## Written problem:
Output an exact reproduction of the data.

## Extracted entries:
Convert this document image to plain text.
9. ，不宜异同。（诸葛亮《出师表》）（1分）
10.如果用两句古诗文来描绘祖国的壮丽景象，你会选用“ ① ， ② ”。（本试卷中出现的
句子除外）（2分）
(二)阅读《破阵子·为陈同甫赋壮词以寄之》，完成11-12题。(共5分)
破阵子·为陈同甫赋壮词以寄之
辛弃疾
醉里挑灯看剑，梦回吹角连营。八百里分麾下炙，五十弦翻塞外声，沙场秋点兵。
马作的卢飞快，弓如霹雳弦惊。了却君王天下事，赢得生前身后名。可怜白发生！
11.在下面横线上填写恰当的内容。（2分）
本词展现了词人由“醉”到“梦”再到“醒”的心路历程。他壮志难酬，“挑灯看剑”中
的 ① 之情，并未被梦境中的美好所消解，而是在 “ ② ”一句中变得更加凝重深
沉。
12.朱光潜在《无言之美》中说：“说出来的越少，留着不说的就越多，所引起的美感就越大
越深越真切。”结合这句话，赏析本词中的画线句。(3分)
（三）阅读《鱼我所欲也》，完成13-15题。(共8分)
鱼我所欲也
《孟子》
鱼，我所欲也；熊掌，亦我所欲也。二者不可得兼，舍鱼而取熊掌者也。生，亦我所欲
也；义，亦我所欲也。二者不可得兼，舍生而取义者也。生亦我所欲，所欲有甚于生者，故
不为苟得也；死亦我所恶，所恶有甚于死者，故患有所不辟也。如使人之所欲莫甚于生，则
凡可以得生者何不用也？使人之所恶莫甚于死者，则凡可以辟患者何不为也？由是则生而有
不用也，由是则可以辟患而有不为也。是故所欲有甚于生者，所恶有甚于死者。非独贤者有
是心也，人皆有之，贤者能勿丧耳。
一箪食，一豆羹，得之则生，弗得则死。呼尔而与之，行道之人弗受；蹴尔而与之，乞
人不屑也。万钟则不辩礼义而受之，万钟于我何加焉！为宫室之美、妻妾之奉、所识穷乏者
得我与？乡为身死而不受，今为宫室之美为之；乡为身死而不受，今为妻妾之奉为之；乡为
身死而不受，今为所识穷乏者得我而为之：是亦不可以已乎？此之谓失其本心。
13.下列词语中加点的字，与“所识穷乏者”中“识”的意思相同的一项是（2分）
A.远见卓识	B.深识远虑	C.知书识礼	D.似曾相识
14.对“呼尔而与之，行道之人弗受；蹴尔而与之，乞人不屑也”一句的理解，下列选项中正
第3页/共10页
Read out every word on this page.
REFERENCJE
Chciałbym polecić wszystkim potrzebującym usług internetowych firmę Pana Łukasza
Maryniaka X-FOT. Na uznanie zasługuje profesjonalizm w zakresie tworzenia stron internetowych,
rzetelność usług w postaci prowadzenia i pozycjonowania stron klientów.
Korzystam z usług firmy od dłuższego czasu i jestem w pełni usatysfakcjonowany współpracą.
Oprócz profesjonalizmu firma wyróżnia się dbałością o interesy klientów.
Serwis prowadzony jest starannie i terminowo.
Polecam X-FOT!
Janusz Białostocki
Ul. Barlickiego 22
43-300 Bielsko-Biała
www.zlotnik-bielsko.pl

## Complete output:
Convert this document image to plain text.
9. ，不宜异同。（诸葛亮《出师表》）（1分）
10.如果用两句古诗文来描绘祖国的壮丽景象，你会选用“ ① ， ② ”。（本试卷中出现的
句子除外）（2分）
(二)阅读《破阵子·为陈同甫赋壮词以寄之》，完成11-12题。(共5分)
破阵子·为陈同甫赋壮词以寄之
辛弃疾
醉里挑灯看剑，梦回吹角连营。八百里分麾下炙，五十弦翻塞外声，沙场秋点兵。
马作的卢飞快，弓如霹雳弦惊。了却君王天下事，赢得生前身后名。可怜白发生！
11.在下面横线上填写恰当的内容。（2分）
本词展现了词人由“醉”到“梦”再到“醒”的心路历程。他壮志难酬，“挑灯看剑”中
的 ① 之情，并未被梦境中的美好所消解，而是在 “ ② ”一句中变得更加凝重深
沉。
12.朱光潜在《无言之美》中说：“说出来的越少，留着不说的就越多，所引起的美感就越大
越深越真切。”结合这句话，赏析本词中的画线句。(3分)
（三）阅读《鱼我所欲也》，完成13-15题。(共8分)
鱼我所欲也
《孟子》
鱼，我所欲也；熊掌，亦我所欲也。二者不可得兼，舍鱼而取熊掌者也。生，亦我所欲
也；义，亦我所欲也。二者不可得兼，舍生而取义者也。生亦我所欲，所欲有甚于生者，故
不为苟得也；死亦我所恶，所恶有甚于死者，故患有所不辟也。如使人之所欲莫甚于生，则
凡可以得生者何不用也？使人之所恶莫甚于死者，则凡可以辟患者何不为也？由是则生而有
不用也，由是则可以辟患而有不为也。是故所欲有甚于生者，所恶有甚于死者。非独贤者有
是心也，人皆有之，贤者能勿丧耳。
一箪食，一豆羹，得之则生，弗得则死。呼尔而与之，行道之人弗受；蹴尔而与之，乞
人不屑也。万钟则不辩礼义而受之，万钟于我何加焉！为宫室之美、妻妾之奉、所识穷乏者
得我与？乡为身死而不受，今为宫室之美为之；乡为身死而不受，今为妻妾之奉为之；乡为
身死而不受，今为所识穷乏者得我而为之：是亦不可以已乎？此之谓失其本心。
13.下列词语中加点的字，与“所识穷乏者”中“识”的意思相同的一项是（2分）
A.远见卓识	B.深识远虑	C.知书识礼	D.似曾相识
14.对“呼尔而与之，行道之人弗受；蹴尔而与之，乞人不屑也”一句的理解，下列选项中正
第3页/共10页
Read out every word on this page.
REFERENCJE
Chciałbym polecić wszystkim potrzebującym usług internetowych firmę Pana Łukasza
Maryniaka X-FOT. Na uznanie zasługuje profesjonalizm w zakresie tworzenia stron internetowych,
rzetelność usług w postaci prowadzenia i pozycjonowania stron klientów.
Korzystam z usług firmy od dłuższego czasu i jestem w pełni usatysfakcjonowany współpracą.
Oprócz profesjonalizmu firma wyróżnia się dbałością o interesy klientów.
Serwis prowadzony jest starannie i terminowo.
Polecam X-FOT!
Janusz Białostocki
Ul. Barlickiego 22
43-300 Bielsko-Biała
www.zlotnik-bielsko.pl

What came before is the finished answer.